## EXERCISE REQUIREMENTS
Look through the data below and say how many of its lines contain "title", adding nothing else.

## RECORDS SHOWN
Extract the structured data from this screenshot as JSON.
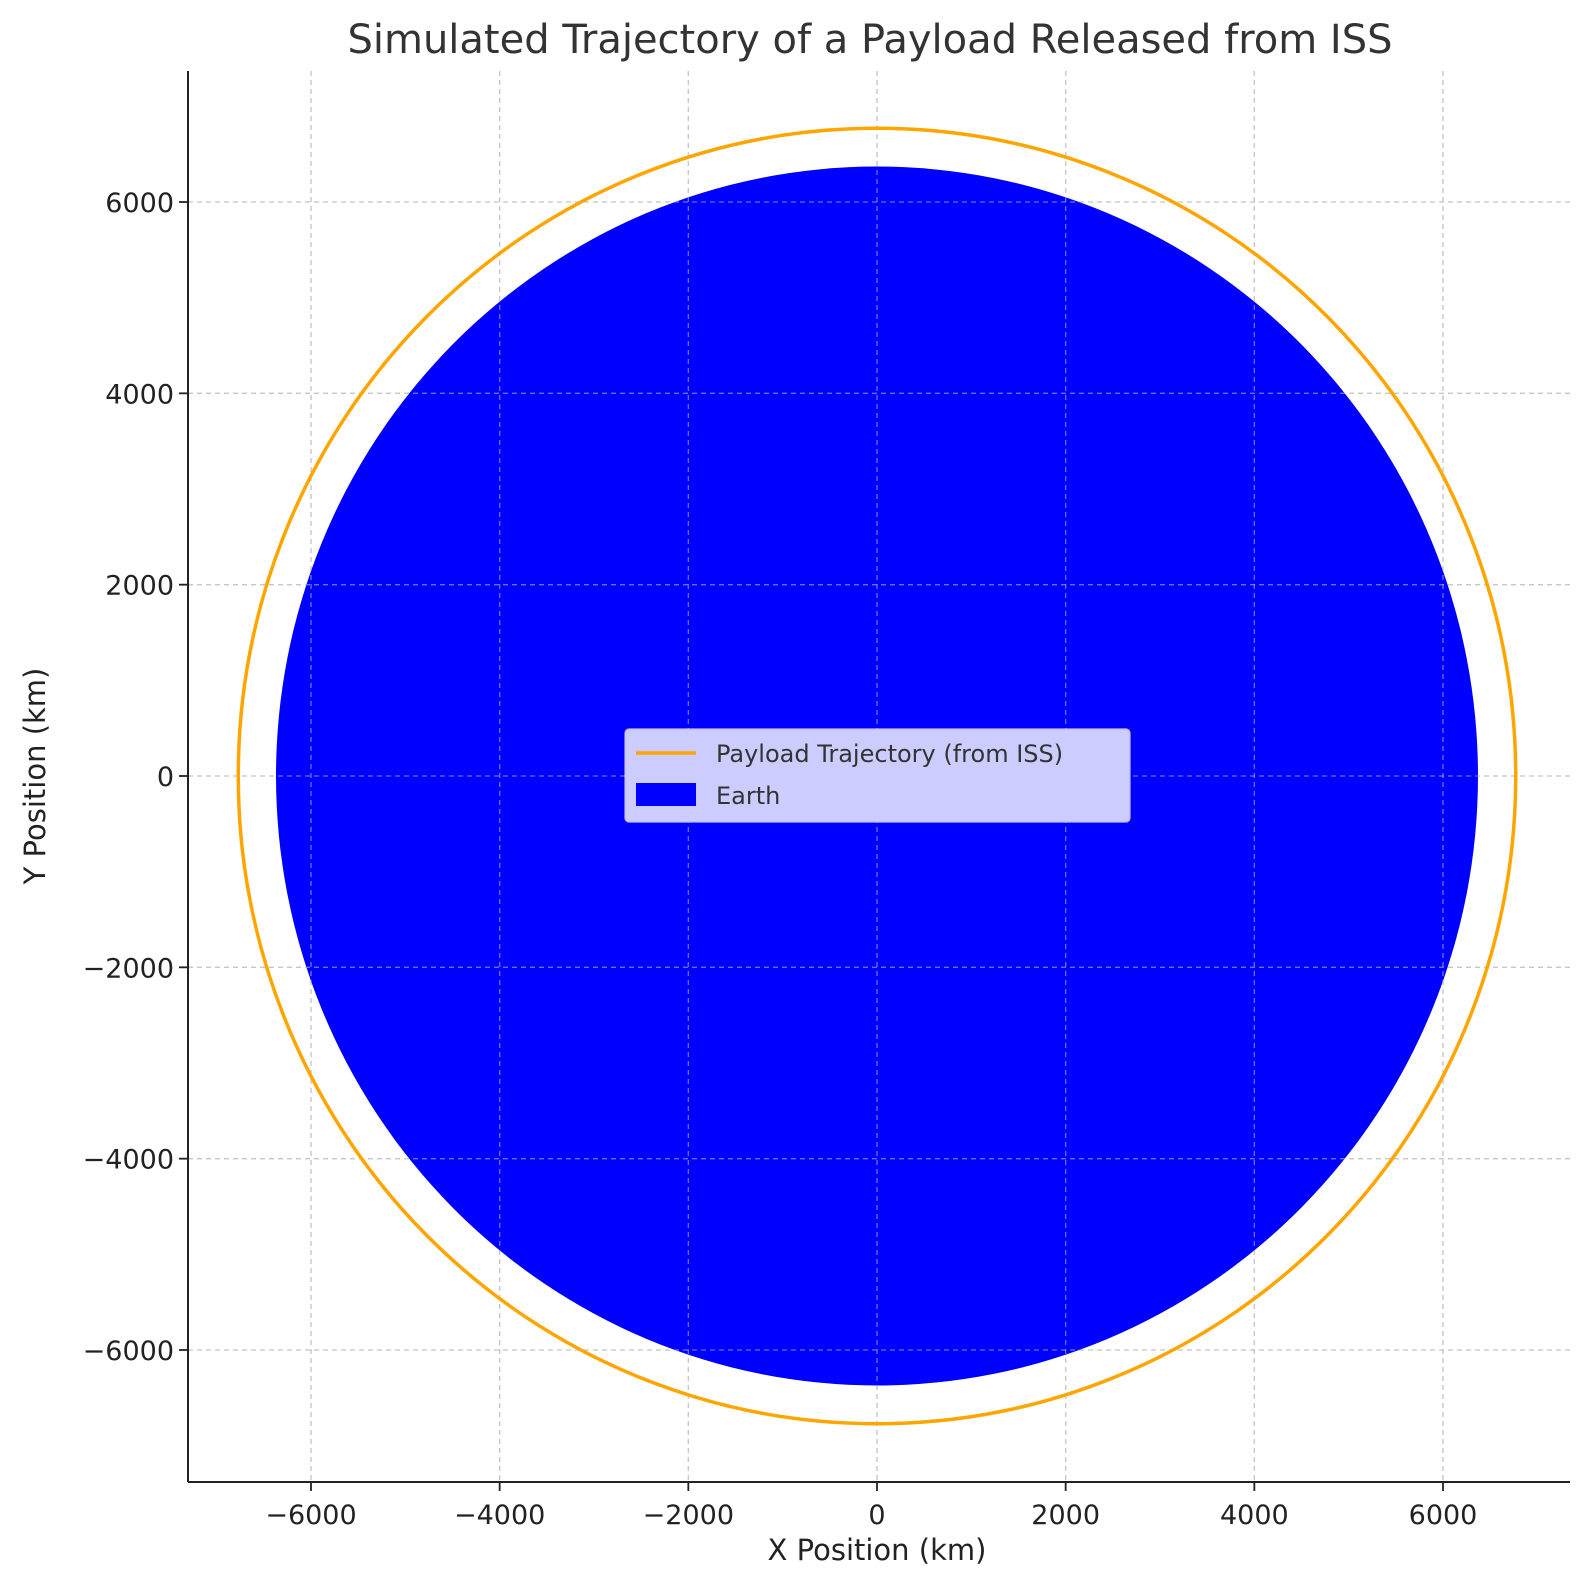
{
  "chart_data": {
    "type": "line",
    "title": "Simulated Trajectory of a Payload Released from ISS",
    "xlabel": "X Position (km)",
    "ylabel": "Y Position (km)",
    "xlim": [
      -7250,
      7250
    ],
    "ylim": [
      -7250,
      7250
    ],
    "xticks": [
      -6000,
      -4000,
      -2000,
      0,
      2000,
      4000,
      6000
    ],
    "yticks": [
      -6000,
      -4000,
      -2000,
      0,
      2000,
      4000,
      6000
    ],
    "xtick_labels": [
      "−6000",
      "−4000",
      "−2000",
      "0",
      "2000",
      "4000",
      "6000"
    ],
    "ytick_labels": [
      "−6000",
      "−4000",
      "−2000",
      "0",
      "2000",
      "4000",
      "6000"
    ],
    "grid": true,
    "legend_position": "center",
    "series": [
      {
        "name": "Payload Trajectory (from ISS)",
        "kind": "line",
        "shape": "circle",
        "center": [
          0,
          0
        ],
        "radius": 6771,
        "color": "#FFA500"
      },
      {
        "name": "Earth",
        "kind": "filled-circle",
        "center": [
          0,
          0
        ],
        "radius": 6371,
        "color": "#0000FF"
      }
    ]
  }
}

...

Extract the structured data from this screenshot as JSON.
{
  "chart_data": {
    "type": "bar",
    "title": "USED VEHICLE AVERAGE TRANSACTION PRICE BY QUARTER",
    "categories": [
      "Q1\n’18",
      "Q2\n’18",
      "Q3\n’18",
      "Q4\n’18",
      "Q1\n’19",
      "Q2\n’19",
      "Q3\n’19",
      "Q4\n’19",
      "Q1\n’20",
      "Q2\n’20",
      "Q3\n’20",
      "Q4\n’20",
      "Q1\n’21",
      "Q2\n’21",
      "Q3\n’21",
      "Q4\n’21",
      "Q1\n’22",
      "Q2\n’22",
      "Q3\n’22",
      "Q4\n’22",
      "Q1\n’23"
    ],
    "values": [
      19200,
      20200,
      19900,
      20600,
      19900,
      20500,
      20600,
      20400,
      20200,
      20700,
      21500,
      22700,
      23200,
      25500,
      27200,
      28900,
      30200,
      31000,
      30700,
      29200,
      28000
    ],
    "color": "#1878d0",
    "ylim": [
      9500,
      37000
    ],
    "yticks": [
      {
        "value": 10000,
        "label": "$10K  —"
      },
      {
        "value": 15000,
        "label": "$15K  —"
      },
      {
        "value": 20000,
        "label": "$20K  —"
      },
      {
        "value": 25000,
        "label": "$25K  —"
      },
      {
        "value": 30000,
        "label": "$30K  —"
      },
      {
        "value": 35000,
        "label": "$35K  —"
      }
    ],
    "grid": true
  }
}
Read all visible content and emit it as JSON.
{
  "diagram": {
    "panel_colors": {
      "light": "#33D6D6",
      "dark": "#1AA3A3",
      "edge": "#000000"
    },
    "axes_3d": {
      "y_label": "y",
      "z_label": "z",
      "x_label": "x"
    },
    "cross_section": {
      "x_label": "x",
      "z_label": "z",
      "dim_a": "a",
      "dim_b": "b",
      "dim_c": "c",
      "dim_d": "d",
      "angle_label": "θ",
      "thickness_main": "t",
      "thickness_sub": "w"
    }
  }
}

## COMPLETED EXERCISE
2